REQUIRED ACTIONS:
1. Translate the sentence "I'll be finishing the projects I've started, and definitely planning grand new ones." from the text on handcrafting month into Spanish.
2. Condense the paragraph of the handcrafting-month text that opens with "Here's the sustainability part of it" into a short bulleted list that keeps its main facts.
3. In the text on handcrafting month, which month does the writer name as handcrafting month?

━━━━━ DOCUMENT TEXT

Another good friend is putting her skills to pretty use- I’ve linked her etsy store above, also- and I almost stepped on my knitting for the fourth time this week, and thus March is handcrafting month. It started out that way anyhow, at least in my dreams. I’ll be finishing the projects I’ve started, and definitely planning grand new ones. And you’ll get pictures. And I’ll get something to relax with, in between all the time I spend eating toast and being at work all the time.

Here’s the sustainability part of it, and it’s got very little to do with the environment, *gasp!*, handmade and repurposed bits aside. My life is unbalanced of late, and some knitting (and perhaps figuring out how to crochet, once and for all? and doing something with those 50 dead cds? and designing that shelf and wine-glass rack for our living room?) and quality time with my fingers busy and the rest of me relaxed is absolutely necessary. I alway have plans and project ideas in my head, and relegate them to last priority (pushy homework and greedy paychecks elbow their way to the top). There my clever plans fester and wilt my mind with their noxious fumes of wasted potential. In pursuit of world health, I will first look to my own: Sanity, meet our yarn collection! Shambles, begin.

━━━━━━━━━━
━━━━━ RECORD EXTRACTS

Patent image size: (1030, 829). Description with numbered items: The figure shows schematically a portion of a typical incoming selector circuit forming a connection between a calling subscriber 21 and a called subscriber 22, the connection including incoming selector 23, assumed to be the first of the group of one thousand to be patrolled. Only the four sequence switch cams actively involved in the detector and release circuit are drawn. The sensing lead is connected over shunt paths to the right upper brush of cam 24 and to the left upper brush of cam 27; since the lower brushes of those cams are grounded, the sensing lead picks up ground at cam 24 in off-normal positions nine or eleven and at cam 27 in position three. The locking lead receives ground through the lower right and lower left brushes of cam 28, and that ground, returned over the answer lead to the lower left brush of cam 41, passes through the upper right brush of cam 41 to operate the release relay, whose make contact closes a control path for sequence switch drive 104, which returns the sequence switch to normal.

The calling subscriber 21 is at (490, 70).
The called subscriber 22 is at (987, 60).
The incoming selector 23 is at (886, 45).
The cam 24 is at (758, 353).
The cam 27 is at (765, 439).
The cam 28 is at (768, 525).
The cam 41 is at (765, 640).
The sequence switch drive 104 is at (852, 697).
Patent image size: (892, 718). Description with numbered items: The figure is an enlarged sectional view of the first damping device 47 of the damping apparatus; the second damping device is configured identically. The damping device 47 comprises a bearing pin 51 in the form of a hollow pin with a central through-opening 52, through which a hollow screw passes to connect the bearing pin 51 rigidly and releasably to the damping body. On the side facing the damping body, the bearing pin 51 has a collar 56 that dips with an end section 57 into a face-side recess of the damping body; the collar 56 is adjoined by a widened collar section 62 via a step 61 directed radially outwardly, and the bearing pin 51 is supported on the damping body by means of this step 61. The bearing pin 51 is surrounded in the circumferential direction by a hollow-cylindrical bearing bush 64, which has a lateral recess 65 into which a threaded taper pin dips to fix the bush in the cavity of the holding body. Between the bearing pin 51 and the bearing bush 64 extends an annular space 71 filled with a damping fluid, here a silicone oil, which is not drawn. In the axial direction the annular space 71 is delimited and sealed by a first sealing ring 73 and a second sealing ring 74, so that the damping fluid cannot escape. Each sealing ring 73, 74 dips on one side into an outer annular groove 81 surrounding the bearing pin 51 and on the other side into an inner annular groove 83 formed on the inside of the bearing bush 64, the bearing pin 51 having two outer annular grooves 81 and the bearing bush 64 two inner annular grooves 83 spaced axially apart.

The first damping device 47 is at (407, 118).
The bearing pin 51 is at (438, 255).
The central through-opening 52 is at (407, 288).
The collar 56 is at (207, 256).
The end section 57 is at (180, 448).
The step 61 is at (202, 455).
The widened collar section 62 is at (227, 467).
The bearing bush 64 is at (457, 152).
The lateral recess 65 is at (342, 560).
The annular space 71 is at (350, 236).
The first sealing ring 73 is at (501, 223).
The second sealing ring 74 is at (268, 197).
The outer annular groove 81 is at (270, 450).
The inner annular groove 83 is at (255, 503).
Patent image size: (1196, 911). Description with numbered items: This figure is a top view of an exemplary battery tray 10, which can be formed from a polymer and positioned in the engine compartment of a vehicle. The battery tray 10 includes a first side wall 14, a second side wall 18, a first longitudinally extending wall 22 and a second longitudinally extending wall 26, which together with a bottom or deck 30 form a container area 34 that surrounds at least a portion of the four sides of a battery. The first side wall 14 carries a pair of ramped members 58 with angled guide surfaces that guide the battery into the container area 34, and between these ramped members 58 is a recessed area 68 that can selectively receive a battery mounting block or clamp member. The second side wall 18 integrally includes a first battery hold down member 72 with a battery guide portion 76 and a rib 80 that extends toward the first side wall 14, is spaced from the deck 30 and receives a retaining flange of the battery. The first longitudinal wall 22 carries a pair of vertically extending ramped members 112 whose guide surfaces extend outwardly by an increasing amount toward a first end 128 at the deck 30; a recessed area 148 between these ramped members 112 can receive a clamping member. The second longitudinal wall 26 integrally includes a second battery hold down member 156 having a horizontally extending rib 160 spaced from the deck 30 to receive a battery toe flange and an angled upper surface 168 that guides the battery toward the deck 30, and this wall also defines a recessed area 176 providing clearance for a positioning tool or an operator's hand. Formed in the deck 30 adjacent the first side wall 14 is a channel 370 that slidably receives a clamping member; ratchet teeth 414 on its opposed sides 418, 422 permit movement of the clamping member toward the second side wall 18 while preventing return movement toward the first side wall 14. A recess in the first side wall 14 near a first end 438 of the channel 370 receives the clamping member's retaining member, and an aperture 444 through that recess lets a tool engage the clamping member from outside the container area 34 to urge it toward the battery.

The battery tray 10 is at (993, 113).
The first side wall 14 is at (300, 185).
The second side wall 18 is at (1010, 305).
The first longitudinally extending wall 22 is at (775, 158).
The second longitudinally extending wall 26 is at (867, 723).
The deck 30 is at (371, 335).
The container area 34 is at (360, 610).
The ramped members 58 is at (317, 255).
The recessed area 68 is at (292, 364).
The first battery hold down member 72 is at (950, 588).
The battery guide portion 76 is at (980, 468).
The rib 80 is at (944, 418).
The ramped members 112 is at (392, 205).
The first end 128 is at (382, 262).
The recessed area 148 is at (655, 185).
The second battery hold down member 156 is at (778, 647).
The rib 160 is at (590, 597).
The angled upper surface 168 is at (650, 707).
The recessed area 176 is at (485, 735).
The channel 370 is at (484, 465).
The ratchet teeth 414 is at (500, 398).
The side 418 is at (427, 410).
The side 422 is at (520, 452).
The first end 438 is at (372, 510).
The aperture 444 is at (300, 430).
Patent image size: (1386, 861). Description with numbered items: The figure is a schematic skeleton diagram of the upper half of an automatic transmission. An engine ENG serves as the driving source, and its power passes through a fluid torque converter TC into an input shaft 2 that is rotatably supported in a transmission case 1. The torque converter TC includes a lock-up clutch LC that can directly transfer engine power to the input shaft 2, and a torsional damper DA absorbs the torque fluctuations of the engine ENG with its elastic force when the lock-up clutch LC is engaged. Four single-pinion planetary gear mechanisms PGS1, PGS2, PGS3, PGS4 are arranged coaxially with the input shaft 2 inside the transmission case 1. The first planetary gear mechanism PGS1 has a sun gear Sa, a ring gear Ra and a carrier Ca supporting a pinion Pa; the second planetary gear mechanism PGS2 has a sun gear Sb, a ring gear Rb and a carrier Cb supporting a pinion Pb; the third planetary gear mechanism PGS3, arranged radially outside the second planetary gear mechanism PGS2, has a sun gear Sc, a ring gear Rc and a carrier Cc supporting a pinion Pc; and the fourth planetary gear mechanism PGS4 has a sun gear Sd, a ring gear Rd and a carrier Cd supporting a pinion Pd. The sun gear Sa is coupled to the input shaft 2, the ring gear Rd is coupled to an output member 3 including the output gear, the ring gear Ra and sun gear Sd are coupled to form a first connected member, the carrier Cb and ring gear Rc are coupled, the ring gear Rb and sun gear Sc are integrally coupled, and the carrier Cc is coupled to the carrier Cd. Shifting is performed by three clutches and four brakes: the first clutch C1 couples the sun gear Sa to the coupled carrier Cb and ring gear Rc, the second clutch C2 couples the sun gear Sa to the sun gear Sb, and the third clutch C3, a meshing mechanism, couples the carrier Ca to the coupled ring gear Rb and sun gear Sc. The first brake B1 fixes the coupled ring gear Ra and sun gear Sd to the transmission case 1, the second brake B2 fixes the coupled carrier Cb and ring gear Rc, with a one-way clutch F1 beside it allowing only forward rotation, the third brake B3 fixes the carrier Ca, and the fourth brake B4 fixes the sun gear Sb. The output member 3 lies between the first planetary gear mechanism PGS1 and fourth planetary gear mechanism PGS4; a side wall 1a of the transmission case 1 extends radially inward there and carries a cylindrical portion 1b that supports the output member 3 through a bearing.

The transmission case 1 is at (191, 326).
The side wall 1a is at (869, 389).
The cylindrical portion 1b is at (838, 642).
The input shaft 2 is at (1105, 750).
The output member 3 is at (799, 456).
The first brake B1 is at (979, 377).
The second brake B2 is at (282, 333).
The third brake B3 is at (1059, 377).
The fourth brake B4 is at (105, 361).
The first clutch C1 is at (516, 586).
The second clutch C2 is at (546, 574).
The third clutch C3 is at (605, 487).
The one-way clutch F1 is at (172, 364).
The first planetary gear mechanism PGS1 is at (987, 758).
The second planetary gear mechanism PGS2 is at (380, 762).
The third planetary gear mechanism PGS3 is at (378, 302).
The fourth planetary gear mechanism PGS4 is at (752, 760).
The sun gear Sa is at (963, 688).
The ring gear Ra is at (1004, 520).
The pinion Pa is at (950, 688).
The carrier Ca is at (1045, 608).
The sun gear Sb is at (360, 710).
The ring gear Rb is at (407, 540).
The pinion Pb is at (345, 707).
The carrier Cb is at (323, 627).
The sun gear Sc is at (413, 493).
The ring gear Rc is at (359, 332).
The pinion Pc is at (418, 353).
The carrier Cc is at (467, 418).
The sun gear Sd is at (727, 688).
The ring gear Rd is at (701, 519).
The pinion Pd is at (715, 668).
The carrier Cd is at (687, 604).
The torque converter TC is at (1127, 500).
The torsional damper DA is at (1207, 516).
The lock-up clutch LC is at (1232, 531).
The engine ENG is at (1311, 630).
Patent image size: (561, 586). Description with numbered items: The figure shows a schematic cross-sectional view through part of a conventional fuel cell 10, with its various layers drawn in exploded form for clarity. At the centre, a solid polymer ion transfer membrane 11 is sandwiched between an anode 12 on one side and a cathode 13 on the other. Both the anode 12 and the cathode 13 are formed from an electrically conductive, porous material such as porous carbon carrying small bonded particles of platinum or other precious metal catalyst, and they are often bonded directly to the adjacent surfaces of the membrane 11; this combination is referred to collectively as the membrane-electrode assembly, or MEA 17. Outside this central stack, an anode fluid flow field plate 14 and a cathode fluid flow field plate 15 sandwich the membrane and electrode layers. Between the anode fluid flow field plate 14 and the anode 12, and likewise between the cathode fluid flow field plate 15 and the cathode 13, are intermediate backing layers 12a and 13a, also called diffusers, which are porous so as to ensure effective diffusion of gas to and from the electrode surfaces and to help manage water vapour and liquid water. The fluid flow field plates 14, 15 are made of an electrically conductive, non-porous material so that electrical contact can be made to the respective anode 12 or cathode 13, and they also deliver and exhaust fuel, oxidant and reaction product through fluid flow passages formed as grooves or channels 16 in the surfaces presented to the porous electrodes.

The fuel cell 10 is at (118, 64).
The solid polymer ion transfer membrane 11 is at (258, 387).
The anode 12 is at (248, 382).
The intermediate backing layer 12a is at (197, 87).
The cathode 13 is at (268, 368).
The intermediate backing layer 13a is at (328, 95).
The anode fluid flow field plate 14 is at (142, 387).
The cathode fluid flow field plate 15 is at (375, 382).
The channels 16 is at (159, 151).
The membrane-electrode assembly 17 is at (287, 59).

━━━━━━━━━━

SET OF ANSWERS:
1. Terminaré los proyectos que he empezado y, sin duda, planearé otros nuevos y grandiosos.

2.
- The sustainability part has little to do with the environment, apart from handmade and repurposed items.
- The writer's life has been unbalanced lately, so relaxed time with busy hands is necessary.
- Possible projects include knitting, learning to crochet, doing something with 50 dead CDs, and designing a shelf and wine-glass rack for the living room.
- Project ideas usually get last priority behind homework and paid work, and they go to waste.
- The writer will look after their own health first by turning to the yarn collection.

3. March.